### TASK TO CARRY OUT
Search the material for the word "mean" and report each line where it turns up.

Records contained in a dataset:
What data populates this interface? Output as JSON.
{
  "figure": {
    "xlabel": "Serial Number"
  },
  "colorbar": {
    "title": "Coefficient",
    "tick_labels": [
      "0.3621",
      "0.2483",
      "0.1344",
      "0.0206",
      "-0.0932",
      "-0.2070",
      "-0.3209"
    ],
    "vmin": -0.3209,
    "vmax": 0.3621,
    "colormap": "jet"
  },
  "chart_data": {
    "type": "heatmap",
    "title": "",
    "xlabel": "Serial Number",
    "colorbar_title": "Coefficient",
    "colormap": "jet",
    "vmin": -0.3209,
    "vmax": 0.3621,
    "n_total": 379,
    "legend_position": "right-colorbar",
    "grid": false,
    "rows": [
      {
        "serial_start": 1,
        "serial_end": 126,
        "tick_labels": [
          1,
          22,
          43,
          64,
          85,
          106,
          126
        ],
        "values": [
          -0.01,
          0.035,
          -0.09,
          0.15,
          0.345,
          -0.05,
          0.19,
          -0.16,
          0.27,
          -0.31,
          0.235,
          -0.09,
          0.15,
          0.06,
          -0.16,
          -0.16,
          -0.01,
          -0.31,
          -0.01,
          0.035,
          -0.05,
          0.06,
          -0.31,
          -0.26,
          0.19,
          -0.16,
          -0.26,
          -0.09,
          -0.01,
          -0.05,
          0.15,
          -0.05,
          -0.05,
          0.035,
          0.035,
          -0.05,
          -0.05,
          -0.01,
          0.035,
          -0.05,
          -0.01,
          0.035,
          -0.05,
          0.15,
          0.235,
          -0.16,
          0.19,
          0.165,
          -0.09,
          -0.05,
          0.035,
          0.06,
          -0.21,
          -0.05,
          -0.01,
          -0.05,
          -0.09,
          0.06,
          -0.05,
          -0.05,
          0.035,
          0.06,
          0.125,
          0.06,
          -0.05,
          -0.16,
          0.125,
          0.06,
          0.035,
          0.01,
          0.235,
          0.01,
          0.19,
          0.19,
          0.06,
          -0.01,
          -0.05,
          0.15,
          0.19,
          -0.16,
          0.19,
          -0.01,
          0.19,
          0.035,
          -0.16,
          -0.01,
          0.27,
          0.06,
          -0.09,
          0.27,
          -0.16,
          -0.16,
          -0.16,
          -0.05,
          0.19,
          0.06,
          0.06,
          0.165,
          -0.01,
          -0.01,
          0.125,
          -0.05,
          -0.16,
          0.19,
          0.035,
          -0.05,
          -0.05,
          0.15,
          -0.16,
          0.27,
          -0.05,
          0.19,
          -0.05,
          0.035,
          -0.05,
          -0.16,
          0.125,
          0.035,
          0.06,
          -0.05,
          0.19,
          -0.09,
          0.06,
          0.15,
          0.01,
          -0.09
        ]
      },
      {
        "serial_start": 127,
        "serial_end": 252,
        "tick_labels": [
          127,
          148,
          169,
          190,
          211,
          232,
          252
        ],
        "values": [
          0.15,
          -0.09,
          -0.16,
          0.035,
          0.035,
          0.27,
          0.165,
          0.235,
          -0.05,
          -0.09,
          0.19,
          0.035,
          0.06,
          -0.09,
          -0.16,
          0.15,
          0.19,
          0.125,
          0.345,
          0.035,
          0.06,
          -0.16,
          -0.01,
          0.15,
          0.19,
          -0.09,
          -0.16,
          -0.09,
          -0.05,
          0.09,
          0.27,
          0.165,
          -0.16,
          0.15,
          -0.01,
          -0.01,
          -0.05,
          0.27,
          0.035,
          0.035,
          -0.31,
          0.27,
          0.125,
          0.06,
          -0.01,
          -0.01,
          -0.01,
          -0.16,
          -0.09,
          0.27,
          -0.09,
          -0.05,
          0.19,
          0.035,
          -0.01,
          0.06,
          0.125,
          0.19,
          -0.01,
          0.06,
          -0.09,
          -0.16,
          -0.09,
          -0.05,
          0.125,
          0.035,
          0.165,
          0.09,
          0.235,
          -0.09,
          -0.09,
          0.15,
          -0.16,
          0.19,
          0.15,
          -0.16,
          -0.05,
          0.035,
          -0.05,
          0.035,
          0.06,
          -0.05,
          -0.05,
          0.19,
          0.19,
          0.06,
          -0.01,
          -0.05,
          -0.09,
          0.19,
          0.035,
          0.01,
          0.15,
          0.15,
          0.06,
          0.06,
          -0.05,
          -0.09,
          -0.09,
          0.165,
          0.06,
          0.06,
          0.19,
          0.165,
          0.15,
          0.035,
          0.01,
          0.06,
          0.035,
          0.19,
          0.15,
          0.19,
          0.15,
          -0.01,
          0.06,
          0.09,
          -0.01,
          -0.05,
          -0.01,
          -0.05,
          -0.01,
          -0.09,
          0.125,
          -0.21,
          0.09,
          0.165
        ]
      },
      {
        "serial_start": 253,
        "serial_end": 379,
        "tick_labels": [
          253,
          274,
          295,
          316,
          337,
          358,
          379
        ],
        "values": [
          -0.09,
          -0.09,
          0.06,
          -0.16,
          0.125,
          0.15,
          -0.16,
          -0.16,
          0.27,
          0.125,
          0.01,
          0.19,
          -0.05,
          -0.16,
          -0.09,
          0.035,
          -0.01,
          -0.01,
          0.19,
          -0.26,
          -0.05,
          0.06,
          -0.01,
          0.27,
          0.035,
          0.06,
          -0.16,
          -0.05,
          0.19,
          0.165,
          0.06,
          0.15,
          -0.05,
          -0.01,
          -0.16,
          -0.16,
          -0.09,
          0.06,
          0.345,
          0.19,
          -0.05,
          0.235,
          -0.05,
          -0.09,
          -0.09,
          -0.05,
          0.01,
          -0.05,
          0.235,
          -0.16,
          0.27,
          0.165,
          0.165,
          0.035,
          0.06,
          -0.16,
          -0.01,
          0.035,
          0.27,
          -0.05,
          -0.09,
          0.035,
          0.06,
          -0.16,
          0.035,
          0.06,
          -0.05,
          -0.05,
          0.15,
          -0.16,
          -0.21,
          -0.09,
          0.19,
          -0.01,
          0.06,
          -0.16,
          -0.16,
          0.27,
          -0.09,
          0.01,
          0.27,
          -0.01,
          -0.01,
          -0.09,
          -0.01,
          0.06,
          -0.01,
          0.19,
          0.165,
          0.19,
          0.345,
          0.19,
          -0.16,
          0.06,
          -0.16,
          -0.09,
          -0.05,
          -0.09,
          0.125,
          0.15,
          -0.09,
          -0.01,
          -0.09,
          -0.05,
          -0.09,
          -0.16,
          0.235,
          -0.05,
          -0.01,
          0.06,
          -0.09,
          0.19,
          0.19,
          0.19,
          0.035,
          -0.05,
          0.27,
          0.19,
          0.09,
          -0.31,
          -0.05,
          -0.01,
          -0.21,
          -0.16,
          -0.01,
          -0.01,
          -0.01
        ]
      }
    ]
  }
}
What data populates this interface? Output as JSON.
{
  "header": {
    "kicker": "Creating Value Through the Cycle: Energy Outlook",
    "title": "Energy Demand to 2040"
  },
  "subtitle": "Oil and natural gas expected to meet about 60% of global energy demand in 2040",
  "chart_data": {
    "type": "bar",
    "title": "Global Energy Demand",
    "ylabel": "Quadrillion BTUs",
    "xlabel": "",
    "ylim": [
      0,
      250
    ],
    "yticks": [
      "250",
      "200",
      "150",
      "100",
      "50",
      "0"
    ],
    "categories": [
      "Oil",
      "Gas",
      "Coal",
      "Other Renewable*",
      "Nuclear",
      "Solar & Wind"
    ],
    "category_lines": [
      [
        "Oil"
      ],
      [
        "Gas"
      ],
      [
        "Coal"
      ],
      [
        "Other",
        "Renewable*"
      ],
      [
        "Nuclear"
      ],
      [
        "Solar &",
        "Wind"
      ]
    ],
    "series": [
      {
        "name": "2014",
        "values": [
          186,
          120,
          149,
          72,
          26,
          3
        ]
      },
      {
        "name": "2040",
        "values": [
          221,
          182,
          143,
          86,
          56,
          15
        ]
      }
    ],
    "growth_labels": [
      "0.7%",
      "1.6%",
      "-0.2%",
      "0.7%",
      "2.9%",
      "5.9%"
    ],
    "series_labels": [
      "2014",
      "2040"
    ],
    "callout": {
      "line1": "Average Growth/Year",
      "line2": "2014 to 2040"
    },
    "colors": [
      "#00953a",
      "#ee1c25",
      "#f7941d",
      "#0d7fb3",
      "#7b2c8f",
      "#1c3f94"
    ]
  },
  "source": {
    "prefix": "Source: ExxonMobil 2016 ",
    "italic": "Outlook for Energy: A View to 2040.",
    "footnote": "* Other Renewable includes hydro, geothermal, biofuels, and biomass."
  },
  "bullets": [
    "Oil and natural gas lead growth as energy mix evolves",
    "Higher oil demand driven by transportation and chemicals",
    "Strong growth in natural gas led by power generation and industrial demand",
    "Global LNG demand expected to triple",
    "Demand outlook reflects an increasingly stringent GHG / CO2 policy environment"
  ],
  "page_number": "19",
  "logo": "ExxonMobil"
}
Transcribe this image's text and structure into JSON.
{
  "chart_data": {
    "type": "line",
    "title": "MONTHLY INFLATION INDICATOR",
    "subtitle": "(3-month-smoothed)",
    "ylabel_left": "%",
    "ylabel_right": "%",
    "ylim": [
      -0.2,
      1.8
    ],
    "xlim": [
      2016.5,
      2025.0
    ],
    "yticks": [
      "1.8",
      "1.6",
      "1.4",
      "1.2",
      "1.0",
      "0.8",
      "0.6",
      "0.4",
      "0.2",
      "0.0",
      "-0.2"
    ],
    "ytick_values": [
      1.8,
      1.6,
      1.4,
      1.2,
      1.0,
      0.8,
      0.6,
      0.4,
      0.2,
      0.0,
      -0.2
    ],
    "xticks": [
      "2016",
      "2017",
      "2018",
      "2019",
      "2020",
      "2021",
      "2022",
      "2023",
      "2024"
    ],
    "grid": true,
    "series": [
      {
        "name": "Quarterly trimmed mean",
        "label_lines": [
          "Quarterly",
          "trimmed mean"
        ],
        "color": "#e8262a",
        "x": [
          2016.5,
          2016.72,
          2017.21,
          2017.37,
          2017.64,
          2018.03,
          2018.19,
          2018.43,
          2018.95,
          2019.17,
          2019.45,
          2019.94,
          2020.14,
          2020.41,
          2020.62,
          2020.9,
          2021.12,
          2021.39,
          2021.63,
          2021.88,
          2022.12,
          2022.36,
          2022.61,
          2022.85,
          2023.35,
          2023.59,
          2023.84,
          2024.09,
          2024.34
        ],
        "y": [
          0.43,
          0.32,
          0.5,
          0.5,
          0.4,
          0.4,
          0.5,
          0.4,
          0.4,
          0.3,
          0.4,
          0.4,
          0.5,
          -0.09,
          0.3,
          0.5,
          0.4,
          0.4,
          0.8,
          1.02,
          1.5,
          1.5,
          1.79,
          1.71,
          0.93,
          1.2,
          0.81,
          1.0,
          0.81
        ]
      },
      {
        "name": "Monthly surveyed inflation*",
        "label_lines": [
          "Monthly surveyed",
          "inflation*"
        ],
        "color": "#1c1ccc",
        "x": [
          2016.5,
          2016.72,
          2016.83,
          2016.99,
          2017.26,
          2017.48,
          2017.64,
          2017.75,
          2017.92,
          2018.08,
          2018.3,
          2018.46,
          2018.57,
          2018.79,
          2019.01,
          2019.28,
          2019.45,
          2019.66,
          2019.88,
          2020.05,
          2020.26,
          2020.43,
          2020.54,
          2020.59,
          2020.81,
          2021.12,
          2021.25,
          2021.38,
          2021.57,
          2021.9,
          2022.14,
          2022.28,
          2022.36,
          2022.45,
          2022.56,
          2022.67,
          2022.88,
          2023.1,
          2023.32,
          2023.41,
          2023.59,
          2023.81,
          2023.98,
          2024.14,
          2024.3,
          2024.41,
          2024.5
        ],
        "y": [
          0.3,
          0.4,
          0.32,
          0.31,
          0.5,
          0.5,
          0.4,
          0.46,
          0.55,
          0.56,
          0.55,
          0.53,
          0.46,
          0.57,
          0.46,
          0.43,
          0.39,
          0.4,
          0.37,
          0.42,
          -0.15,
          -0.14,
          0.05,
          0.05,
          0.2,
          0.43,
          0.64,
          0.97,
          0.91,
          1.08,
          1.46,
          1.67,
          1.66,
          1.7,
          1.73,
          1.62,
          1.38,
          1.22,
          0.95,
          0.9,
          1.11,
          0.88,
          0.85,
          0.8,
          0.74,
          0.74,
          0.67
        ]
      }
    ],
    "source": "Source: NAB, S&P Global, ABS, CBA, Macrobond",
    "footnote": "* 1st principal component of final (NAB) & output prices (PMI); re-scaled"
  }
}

### RESULT BELOW
        "name": "Quarterly trimmed mean",
          "trimmed mean"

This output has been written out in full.